DATA ROWS -
= = =

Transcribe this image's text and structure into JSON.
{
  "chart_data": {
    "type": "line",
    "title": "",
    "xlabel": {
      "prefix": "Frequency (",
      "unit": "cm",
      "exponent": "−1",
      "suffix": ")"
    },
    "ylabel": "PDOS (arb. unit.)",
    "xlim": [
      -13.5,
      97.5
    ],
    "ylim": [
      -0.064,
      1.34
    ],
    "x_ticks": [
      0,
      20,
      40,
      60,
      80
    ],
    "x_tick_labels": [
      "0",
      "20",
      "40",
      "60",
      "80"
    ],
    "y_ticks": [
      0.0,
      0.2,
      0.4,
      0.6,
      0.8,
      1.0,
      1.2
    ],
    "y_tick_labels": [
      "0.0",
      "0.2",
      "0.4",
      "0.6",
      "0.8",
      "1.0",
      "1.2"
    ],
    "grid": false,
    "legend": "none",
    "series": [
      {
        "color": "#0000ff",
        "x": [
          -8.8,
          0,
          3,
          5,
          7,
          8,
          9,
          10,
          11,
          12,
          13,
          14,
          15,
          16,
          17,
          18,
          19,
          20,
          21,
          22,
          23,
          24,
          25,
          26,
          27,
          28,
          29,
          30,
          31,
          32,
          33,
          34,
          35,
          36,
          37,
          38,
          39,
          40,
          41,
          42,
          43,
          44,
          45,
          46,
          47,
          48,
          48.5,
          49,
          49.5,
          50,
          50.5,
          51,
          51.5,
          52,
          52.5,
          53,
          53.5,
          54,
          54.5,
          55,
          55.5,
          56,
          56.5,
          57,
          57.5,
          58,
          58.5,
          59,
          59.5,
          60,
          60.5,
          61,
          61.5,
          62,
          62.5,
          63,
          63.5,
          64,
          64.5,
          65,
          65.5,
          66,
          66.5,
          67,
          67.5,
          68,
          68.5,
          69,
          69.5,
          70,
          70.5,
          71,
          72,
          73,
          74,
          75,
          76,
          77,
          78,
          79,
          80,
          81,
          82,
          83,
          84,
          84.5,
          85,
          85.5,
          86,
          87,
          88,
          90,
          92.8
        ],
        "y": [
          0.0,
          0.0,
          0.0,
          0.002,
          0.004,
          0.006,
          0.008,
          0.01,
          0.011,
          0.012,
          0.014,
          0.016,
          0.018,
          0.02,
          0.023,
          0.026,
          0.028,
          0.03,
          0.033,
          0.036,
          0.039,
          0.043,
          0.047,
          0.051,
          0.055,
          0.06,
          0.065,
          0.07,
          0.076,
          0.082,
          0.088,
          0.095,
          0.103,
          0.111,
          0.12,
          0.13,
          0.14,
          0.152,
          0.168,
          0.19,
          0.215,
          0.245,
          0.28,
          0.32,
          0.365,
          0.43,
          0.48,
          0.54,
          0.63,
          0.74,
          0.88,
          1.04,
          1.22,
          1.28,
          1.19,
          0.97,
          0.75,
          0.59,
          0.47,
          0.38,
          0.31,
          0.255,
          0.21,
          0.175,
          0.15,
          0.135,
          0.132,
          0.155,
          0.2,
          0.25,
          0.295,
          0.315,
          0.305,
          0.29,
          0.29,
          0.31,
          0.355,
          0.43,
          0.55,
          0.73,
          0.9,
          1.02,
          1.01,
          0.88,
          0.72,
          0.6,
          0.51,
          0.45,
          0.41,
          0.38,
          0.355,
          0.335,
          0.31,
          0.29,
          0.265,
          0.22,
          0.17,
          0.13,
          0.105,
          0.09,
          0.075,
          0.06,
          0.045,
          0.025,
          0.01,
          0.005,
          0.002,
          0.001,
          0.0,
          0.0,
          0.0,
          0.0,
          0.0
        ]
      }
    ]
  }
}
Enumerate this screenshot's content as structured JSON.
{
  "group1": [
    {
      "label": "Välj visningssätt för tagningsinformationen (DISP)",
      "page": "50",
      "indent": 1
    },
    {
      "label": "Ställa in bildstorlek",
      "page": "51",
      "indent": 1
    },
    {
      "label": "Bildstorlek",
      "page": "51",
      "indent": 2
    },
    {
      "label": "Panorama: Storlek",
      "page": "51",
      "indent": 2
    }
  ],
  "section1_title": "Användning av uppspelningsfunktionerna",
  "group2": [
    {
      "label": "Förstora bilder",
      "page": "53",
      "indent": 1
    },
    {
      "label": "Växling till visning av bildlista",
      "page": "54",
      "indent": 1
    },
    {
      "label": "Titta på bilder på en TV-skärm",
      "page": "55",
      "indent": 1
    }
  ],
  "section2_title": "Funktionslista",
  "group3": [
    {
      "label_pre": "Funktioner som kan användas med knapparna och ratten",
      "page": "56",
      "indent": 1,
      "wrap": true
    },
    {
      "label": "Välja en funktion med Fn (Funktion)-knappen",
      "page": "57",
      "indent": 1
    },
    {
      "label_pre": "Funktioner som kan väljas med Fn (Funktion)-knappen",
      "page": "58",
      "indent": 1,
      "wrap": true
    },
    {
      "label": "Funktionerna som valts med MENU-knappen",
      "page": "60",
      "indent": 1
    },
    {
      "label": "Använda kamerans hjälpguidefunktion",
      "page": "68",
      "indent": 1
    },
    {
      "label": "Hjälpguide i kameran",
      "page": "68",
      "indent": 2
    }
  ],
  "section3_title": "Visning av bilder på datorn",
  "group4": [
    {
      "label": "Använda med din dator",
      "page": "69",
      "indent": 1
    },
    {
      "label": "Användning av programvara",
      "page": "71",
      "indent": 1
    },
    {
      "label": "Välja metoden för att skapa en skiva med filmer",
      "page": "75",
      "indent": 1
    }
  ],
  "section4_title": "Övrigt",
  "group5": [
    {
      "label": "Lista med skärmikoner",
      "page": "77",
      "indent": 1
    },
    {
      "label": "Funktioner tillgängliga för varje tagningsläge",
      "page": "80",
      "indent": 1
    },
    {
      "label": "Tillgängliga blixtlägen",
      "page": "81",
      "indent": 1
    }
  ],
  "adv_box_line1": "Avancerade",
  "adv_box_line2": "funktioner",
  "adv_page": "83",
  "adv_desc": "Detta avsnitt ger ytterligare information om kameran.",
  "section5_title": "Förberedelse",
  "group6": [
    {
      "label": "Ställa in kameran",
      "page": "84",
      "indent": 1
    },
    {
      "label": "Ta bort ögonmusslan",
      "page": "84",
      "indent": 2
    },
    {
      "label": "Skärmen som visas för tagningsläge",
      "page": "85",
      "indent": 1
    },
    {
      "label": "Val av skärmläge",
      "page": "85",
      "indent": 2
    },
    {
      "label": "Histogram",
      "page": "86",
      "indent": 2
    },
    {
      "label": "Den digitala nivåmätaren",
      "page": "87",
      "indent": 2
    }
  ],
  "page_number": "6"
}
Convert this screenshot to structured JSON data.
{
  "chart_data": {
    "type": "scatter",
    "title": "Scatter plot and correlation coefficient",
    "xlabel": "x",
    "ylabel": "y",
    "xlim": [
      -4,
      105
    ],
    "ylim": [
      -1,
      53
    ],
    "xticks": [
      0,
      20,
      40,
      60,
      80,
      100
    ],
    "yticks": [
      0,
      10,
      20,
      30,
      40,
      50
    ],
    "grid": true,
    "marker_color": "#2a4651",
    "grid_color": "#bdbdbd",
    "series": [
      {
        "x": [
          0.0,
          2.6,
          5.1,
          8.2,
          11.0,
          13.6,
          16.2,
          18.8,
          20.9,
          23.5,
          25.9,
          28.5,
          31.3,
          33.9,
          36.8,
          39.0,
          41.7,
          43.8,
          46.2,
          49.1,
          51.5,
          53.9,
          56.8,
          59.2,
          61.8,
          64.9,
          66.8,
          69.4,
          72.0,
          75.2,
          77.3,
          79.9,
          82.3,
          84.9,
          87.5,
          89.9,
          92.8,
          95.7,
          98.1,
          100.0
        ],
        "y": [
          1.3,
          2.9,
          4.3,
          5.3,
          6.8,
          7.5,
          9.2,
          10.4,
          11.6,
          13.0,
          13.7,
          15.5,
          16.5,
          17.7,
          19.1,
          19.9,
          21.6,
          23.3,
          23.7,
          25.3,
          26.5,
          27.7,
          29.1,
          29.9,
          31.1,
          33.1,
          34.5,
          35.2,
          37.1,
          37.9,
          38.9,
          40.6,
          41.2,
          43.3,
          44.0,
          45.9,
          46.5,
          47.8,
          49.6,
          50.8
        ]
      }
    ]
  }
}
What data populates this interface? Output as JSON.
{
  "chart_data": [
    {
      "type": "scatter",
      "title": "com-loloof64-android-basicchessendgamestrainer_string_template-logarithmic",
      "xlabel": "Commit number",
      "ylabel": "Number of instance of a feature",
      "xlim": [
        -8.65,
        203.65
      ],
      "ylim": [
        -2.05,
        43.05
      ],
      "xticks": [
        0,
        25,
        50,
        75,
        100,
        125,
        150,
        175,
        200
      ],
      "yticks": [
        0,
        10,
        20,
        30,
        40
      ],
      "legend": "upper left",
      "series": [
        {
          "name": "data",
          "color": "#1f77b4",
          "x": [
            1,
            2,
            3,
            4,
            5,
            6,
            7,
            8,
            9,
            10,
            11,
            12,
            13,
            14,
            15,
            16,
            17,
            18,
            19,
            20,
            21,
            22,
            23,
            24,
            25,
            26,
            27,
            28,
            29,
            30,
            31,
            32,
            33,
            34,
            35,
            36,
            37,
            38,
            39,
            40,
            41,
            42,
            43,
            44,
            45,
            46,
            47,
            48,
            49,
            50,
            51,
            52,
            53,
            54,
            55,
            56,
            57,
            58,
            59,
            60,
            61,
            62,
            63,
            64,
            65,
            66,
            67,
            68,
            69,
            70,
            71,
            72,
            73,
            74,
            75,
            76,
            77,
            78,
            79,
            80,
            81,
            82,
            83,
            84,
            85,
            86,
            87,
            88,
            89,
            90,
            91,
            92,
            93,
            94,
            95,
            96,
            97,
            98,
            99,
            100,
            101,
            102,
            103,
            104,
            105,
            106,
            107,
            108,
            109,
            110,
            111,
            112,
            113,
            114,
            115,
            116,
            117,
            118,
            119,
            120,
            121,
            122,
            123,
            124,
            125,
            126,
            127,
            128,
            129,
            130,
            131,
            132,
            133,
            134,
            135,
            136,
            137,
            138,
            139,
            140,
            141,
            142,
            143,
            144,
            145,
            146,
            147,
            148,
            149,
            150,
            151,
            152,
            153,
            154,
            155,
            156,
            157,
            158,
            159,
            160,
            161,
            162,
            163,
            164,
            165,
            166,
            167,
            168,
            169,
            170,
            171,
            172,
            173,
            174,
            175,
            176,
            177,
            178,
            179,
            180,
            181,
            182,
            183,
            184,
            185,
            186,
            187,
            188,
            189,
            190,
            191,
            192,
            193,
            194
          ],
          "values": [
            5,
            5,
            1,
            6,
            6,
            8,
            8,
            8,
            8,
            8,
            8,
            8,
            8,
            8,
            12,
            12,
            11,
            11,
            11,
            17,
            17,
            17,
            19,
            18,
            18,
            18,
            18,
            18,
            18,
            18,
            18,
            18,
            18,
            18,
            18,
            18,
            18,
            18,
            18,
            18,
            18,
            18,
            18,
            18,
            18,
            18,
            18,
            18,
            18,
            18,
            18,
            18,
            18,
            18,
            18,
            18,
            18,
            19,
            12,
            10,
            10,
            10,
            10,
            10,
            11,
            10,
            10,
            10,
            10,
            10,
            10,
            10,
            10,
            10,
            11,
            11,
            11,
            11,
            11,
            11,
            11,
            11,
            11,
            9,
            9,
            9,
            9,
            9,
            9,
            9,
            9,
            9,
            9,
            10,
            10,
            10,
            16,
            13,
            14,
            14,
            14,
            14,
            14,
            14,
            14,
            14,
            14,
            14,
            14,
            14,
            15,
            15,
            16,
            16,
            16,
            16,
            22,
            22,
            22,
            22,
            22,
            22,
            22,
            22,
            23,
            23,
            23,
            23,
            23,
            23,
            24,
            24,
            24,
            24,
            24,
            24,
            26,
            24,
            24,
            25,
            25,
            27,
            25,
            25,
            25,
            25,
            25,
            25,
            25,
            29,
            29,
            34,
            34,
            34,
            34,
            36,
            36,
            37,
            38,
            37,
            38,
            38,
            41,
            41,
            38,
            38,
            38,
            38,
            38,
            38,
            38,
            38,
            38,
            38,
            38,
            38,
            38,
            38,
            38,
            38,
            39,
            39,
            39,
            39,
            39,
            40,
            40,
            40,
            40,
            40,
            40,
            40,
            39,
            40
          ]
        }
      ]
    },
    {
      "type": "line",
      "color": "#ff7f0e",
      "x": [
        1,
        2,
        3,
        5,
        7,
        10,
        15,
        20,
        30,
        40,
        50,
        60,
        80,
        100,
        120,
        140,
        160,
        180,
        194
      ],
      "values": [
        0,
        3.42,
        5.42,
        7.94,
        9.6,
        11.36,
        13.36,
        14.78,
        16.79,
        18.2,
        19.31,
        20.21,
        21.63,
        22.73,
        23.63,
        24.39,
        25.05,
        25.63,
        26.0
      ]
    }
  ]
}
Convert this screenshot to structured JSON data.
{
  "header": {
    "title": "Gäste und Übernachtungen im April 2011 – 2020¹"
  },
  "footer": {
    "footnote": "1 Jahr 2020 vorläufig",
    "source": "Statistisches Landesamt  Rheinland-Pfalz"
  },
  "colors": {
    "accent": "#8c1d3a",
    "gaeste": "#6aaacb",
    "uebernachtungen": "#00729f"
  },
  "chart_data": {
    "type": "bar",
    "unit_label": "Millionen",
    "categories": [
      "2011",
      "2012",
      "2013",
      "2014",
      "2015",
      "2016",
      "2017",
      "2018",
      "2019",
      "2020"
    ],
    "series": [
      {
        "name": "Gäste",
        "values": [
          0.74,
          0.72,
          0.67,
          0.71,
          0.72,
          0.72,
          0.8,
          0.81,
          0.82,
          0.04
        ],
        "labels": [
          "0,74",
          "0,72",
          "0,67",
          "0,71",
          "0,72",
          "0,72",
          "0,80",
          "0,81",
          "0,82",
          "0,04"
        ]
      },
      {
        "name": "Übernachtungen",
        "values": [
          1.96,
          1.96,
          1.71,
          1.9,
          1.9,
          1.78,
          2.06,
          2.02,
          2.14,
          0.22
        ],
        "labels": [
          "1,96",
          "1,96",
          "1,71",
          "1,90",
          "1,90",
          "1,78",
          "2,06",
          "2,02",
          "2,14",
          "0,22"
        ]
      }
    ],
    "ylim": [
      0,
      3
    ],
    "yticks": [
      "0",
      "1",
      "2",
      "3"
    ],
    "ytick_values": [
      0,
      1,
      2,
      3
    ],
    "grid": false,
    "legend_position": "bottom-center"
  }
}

= = =

TO DO - State, as a bare number, how many lines of the listing hold the word "Übernachtungen".

FINISHED ANSWER - 2